◆ 抜粋テキスト
プラハの春 231117

 ガザを蹂躙する戦車に『談話室(231117山形新聞)』は思う▼「言葉は、どれほど鋭くても、またどれほど多くの人々の声となっても、一台の戦車さえ破壊することができない」(加藤周一)▼55年前の1968年、「プラハの春」にソ連が軍事介入し民主化運動が潰えた▼加藤さんは記す。戦車は、市民の声を全て沈黙させる。だが戦車は「存在そのものをみずから正当化することだけはできない」。戦車が「圧倒的で無力」なのに対して、言葉は「無力で圧倒的」▼現在、パレスチナ自治区ガザ、住民を巻き添えにしないよう求める声に反し、イスラエルはガザ市の病院を攻撃。電力が足りない病院では赤ちゃんを含む三十数人が犠牲になったという。ならばたとえ無力であっても反対の声を上げ続けるしかない。
 (私たちは)戦車の圧倒的力に泣き叫ぶし人々に何ができるのか。言葉しかないのか。圧倒的力の差がありながら、無力の病人や赤子を殺戮するその心理は何だ。これを止められない他国の無力よ。言葉も出ない、わが身の無力よ。

◆ 確認用データ
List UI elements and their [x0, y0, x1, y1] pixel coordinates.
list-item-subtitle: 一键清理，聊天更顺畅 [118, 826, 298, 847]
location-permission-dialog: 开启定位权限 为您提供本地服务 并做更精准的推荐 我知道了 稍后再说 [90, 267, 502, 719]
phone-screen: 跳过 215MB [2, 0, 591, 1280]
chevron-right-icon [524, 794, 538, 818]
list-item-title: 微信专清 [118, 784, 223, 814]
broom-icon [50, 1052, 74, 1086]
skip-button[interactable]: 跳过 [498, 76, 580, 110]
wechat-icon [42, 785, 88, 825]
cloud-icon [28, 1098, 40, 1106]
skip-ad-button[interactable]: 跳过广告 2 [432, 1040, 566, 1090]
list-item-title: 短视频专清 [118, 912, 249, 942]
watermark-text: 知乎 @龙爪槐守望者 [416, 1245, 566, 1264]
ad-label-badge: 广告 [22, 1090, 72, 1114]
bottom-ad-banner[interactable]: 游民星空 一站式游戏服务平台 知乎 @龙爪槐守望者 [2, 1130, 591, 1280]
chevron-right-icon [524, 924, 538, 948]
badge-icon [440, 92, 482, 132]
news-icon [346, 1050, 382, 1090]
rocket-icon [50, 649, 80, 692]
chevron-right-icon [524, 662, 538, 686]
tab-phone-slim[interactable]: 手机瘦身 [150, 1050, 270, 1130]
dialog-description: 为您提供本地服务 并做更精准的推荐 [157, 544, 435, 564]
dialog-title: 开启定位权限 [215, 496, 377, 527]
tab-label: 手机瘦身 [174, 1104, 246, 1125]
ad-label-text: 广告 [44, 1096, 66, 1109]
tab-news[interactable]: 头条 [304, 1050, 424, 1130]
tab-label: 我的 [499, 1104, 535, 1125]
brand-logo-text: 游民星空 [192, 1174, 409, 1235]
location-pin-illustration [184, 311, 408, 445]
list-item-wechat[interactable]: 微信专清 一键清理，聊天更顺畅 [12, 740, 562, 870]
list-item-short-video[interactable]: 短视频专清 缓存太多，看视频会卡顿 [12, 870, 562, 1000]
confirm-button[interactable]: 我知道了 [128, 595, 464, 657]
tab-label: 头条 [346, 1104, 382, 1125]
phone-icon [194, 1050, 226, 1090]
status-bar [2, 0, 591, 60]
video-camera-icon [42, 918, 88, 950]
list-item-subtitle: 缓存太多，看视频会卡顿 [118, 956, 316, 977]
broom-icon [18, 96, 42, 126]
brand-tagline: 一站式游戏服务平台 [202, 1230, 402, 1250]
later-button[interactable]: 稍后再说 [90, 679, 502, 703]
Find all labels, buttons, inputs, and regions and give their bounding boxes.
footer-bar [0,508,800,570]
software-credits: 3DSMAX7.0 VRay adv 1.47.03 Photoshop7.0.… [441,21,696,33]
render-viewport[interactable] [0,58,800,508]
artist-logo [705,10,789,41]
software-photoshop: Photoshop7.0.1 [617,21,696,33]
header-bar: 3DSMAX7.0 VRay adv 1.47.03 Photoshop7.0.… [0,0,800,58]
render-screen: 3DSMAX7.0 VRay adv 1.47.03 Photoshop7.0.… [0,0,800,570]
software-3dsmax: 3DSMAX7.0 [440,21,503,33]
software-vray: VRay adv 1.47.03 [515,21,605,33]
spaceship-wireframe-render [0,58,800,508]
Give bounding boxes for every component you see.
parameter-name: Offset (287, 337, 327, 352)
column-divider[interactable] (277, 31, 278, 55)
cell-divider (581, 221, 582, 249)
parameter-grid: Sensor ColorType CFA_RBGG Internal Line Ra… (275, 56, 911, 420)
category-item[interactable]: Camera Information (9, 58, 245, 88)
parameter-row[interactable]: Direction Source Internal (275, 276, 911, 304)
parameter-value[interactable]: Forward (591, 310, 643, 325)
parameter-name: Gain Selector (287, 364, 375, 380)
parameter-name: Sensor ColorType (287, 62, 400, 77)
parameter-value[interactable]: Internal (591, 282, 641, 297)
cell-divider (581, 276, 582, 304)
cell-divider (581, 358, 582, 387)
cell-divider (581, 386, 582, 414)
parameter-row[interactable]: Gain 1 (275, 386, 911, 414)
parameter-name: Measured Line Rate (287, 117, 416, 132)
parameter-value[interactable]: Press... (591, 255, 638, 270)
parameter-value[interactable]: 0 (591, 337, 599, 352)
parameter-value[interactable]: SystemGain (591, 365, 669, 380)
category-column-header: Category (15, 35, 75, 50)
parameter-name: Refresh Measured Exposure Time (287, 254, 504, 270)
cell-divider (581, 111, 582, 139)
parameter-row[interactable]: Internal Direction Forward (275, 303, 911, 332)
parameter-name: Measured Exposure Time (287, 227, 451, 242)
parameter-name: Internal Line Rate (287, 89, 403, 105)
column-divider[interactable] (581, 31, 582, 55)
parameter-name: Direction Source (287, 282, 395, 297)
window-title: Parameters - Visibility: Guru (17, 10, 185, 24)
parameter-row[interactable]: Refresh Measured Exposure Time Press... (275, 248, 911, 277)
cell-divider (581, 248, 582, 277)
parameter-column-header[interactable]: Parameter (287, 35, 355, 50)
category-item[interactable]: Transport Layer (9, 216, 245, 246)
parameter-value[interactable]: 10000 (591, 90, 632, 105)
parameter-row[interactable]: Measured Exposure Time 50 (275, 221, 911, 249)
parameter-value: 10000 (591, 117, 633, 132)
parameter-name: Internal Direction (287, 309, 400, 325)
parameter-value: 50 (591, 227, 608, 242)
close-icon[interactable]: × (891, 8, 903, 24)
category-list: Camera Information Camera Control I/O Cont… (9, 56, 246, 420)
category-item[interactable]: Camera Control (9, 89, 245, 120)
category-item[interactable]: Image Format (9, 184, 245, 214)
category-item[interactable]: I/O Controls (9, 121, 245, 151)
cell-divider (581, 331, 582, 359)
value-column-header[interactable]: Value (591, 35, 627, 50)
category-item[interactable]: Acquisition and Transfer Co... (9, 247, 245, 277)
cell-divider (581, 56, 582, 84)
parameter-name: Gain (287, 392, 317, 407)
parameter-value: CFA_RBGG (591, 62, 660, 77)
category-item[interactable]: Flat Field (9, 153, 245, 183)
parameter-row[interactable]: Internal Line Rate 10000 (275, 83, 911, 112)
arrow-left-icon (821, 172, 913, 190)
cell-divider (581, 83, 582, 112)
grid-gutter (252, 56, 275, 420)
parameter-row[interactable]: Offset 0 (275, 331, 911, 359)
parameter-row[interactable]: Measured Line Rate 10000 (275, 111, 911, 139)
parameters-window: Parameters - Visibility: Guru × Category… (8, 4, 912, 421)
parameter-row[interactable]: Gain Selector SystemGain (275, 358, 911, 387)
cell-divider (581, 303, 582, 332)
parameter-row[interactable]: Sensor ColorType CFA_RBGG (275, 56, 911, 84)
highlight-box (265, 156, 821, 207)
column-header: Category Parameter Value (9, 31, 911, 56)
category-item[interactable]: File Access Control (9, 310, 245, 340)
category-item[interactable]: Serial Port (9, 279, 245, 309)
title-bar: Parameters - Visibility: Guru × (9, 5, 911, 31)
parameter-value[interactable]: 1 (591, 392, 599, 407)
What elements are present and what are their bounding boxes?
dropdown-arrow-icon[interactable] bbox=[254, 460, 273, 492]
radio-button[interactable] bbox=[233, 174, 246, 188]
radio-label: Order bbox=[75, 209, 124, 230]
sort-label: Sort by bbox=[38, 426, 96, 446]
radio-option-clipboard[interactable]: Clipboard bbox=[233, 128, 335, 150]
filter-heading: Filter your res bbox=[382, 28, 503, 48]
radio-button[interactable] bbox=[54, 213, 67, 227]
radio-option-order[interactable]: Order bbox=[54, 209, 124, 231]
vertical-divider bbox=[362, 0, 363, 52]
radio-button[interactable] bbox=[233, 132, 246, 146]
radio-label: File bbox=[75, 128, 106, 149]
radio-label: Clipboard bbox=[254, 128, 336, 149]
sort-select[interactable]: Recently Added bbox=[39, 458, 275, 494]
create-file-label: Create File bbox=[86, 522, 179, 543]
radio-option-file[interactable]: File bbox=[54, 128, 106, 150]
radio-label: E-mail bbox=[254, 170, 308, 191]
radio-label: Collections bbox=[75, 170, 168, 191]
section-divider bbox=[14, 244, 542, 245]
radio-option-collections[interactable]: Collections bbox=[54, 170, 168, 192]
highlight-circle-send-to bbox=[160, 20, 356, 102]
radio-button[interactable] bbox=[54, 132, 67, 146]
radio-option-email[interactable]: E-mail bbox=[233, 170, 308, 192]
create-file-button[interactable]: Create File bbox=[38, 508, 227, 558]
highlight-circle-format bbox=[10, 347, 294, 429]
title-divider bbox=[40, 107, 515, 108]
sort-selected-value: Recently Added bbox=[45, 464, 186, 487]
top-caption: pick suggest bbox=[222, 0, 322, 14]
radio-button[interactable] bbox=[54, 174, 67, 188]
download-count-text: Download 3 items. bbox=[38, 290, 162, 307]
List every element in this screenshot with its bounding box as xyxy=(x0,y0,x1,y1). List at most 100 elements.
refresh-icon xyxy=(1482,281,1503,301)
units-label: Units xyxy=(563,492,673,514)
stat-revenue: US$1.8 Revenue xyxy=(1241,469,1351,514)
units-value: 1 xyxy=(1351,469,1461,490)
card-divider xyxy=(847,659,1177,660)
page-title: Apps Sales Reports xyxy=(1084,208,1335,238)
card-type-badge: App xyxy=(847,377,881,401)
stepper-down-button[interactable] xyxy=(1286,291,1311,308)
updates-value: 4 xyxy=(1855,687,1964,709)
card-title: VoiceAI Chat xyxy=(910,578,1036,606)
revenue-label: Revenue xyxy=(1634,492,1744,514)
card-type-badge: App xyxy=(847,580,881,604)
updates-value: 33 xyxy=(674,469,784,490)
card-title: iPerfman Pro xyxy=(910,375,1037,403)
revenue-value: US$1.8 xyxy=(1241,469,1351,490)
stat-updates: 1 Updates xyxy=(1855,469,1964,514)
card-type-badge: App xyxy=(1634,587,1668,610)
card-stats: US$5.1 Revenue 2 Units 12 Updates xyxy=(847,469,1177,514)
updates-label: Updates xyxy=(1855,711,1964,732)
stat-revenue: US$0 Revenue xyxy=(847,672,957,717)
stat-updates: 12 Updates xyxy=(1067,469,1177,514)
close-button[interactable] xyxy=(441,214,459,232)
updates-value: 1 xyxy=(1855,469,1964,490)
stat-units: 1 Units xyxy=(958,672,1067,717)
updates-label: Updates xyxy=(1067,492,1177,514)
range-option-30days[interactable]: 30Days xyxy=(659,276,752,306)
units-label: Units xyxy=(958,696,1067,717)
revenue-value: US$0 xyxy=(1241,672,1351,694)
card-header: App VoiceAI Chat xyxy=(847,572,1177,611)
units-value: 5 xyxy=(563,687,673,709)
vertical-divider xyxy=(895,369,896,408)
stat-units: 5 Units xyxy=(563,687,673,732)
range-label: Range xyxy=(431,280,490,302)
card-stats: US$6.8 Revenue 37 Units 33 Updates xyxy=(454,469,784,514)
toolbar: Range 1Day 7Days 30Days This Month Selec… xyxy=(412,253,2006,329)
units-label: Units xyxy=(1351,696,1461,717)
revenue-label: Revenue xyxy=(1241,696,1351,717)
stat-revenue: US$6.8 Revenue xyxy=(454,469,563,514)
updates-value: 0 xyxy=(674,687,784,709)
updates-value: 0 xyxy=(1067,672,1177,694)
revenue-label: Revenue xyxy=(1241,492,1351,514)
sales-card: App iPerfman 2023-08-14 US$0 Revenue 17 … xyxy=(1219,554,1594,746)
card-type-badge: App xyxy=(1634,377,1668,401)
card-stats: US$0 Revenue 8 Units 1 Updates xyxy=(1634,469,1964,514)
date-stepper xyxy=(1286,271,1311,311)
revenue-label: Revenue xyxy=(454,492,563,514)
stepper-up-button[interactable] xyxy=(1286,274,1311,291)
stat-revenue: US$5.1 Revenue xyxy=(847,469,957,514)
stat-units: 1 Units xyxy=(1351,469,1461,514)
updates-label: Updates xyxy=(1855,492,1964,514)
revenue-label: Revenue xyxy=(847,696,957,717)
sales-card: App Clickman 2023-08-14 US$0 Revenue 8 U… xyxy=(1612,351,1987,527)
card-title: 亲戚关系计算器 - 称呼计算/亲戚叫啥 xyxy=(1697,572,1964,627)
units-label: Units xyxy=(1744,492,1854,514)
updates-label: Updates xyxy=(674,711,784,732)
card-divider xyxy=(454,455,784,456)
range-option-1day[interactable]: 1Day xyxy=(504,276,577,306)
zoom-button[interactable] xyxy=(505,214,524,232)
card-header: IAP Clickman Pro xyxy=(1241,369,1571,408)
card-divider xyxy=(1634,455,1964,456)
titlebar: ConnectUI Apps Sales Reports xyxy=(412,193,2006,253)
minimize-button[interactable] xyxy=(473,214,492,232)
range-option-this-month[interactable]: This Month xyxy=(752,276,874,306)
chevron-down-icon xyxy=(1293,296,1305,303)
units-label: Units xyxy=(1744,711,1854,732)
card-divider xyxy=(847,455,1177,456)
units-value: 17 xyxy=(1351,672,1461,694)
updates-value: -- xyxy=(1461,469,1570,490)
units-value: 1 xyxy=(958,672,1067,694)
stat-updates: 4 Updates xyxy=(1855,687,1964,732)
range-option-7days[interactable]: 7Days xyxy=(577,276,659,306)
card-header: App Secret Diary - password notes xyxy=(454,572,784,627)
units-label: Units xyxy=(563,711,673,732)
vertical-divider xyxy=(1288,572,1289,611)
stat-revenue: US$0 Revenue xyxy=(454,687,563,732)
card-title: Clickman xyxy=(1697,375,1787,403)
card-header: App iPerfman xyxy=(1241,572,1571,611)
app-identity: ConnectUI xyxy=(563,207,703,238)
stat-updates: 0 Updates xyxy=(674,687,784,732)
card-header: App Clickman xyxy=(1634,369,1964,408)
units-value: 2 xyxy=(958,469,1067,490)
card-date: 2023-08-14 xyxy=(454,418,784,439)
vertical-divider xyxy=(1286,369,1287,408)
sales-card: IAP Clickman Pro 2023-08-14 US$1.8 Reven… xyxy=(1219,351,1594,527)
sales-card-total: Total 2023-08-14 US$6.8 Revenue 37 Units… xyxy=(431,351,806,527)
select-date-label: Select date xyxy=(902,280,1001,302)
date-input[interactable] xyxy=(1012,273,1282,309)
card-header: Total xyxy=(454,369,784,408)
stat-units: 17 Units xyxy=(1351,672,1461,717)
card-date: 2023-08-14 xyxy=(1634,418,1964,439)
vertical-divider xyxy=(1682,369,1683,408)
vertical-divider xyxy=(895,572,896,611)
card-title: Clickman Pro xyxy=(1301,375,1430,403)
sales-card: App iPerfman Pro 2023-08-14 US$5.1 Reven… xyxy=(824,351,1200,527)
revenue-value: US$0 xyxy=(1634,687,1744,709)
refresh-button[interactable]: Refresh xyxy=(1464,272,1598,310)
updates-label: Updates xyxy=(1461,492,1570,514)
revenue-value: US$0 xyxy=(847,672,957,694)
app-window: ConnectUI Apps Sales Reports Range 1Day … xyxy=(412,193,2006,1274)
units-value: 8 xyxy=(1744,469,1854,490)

◆ 指示内容
抜粋テキストのうち、「ガザを蹂躙する戦車に『談話室」を含むところから書き始め、「対の声を上げ続けるしかない。」まで来たら止めて、原文どおりに書き写してください。

◆ 出力結果
ガザを蹂躙する戦車に『談話室(231117山形新聞)』は思う▼「言葉は、どれほど鋭くても、またどれほど多くの人々の声となっても、一台の戦車さえ破壊することができない」(加藤周一)▼55年前の1968年、「プラハの春」にソ連が軍事介入し民主化運動が潰えた▼加藤さんは記す。戦車は、市民の声を全て沈黙させる。だが戦車は「存在そのものをみずから正当化することだけはできない」。戦車が「圧倒的で無力」なのに対して、言葉は「無力で圧倒的」▼現在、パレスチナ自治区ガザ、住民を巻き添えにしないよう求める声に反し、イスラエルはガザ市の病院を攻撃。電力が足りない病院では赤ちゃんを含む三十数人が犠牲になったという。ならばたとえ無力であっても反対の声を上げ続けるしかない。